* [PASSAGE TO READ]:

□ □ □ □

November 30, 2009 2:00 am

Russia orders terror probe as rail explosion kills 26

Russian authorities have begun a criminal investigation into a suspected terrorist bomb attack that derailed a luxury train en route from Moscow to St Petersburg on Friday night, killing at least 26 people and injuring about 100.

It was the largest such attack in Russia for five years, and the prevailing version in the Russian media is that the bombers could be linked to Islamic extremist groups operating in Russia's troubled north Caucasus region. No one has claimed responsibility for the blast.

Vladimir Markin, a spokesman for the investigative committee of the Russian general prosecutor's office, said the incident was a terrorist attack, but it was "too early to speak about suspects".

But Ren-TV reported that investigators were searching for a group of men who had been staying in a town near the site of the blast. "Investigators say the bombers left much evidence behind," a programme on the Russian channel said.

Alexander Bortnikov, head of Russia's Federal Security Service, said investigators had found pieces of a trackside bomb that detonated with the force of about seven kilograms of TNT.

The last big terrorist attack in Russia was in August, when a suicide bomber drove a lorry full of explosives into a police station, killing 21 people, in Nazran, the capital of Ingushetia, in the north Caucasus.

An Islamic extremist group based in Chechnya and linked to the warlord Doku Umarov was apparently behind an attack in August 2007 that targeted the same train on the Moscow-St Petersburg route, according to a statement by the prosecutor's office. That attack derailed the train but caused only injuries.

Vladimir Yakunin, head of Russian railways, defended the response of the emergency services to Friday's blast, in a remote area. "Our trains are adequately equipped and our conductors go through special training," he said.

"The emergency services arrived after one hour, and the locomotive [crew] and conductors performed first aid at the scene."

□ □ □ □

* [DATA FOR REVIEW]:
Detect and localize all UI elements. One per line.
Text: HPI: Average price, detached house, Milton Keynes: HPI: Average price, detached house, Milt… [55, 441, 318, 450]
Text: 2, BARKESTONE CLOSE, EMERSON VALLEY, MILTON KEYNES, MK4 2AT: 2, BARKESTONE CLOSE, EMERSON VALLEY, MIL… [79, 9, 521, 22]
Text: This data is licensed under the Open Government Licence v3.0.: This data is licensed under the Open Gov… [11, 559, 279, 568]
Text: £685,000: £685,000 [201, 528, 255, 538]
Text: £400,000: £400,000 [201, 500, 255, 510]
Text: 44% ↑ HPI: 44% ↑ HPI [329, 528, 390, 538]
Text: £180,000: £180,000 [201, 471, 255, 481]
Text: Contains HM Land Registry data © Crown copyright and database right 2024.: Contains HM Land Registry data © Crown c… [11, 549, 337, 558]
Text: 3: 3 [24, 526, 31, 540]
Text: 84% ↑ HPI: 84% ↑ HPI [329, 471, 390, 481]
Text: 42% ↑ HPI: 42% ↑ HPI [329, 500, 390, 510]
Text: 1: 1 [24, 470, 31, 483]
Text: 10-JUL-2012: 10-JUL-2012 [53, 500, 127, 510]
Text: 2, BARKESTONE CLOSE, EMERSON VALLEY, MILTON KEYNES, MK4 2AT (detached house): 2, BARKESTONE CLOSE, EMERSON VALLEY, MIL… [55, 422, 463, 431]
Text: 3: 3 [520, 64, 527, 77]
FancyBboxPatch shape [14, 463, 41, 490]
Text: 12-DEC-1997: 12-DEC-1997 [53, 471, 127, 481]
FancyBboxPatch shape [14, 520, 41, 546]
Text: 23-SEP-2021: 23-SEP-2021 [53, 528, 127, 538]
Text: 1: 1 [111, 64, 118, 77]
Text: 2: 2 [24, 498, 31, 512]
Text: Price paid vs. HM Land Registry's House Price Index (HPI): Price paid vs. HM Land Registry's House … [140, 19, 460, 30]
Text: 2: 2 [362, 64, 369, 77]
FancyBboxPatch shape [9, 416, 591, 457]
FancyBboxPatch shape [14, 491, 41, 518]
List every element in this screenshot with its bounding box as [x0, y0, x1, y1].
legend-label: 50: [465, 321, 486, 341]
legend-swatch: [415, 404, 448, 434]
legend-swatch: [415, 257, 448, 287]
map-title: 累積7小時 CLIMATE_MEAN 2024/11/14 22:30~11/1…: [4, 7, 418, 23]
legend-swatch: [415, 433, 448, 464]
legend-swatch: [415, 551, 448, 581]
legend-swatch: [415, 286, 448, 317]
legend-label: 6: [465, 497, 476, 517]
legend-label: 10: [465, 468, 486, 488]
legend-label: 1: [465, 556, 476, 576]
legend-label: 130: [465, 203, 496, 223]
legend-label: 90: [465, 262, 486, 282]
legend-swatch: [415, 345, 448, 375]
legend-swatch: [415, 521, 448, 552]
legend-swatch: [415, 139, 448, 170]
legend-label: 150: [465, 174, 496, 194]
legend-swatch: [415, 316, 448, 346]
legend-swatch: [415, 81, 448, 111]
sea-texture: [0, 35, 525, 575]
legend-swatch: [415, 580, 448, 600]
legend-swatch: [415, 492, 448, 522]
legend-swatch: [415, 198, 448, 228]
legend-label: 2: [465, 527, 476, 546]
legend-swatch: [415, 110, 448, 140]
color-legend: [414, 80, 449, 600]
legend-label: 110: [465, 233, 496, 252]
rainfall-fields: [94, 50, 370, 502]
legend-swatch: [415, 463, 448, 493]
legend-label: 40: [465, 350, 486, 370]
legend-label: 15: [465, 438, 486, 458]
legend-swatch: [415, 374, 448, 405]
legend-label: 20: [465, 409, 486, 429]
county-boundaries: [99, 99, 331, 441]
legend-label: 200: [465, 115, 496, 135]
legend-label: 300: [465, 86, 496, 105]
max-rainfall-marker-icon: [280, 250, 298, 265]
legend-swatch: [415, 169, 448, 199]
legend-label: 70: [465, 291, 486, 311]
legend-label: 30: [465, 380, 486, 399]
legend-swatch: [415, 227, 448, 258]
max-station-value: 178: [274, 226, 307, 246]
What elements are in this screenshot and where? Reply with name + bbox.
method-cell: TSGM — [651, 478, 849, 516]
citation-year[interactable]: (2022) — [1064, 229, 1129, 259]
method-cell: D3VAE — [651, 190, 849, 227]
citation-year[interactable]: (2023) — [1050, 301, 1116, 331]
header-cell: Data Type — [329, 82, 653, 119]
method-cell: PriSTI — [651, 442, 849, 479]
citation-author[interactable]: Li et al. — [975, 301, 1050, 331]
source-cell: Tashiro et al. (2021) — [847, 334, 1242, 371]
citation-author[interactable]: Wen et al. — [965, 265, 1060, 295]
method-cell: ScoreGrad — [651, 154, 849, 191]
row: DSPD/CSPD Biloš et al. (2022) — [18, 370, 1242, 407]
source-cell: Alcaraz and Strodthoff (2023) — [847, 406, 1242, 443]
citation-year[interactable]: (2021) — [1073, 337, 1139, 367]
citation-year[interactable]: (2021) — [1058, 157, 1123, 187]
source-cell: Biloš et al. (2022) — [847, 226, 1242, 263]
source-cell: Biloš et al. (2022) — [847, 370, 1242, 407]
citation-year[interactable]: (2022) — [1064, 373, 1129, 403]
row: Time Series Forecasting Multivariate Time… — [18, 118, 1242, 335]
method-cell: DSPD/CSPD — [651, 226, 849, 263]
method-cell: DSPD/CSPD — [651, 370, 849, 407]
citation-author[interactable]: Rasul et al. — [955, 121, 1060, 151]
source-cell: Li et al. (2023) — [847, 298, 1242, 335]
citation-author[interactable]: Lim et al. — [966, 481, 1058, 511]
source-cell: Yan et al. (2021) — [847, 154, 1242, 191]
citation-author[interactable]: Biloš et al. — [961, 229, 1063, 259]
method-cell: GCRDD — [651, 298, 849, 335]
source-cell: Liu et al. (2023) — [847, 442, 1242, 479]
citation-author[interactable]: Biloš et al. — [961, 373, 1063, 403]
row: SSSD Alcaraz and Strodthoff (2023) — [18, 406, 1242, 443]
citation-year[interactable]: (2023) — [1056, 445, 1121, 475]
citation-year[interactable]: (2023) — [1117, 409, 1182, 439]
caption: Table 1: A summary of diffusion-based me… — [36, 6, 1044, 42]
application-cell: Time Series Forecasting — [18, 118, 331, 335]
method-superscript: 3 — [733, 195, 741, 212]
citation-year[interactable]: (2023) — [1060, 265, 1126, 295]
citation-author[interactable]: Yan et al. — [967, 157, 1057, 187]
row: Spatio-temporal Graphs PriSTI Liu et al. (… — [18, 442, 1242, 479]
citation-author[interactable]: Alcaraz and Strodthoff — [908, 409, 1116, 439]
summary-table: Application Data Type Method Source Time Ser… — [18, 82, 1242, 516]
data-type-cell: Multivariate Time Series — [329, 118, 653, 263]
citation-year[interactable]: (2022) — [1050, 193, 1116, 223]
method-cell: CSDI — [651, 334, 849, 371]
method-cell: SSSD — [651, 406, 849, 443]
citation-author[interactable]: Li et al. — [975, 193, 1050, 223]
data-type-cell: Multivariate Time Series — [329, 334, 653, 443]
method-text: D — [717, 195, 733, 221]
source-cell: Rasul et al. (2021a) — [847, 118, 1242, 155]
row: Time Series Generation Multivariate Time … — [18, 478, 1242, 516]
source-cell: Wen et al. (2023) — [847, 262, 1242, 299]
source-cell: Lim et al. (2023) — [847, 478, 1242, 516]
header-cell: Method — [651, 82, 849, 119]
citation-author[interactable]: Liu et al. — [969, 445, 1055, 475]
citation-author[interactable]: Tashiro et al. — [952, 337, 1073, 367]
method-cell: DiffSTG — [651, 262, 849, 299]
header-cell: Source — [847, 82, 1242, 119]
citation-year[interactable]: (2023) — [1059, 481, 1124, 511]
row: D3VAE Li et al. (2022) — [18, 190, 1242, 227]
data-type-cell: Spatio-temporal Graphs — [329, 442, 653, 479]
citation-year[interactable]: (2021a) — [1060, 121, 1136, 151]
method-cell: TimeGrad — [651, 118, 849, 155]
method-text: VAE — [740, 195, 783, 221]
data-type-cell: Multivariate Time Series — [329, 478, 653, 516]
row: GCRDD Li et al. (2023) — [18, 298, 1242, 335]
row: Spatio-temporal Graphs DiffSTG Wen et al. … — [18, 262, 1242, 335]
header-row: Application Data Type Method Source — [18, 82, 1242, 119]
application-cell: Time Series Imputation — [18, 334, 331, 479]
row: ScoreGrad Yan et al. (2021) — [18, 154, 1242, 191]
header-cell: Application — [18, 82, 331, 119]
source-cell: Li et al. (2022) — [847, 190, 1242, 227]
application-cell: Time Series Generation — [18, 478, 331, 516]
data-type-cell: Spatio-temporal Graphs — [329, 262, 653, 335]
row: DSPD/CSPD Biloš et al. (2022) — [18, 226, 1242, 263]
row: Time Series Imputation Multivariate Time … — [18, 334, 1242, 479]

□ □ □ □

Return the part of the rail explosion report starting at "Russia orders terror" and ending at "injuring about 100.", copied exactly. Work from the text alone.

Russia orders terror probe as rail explosion kills 26

Russian authorities have begun a criminal investigation into a suspected terrorist bomb attack that derailed a luxury train en route from Moscow to St Petersburg on Friday night, killing at least 26 people and injuring about 100.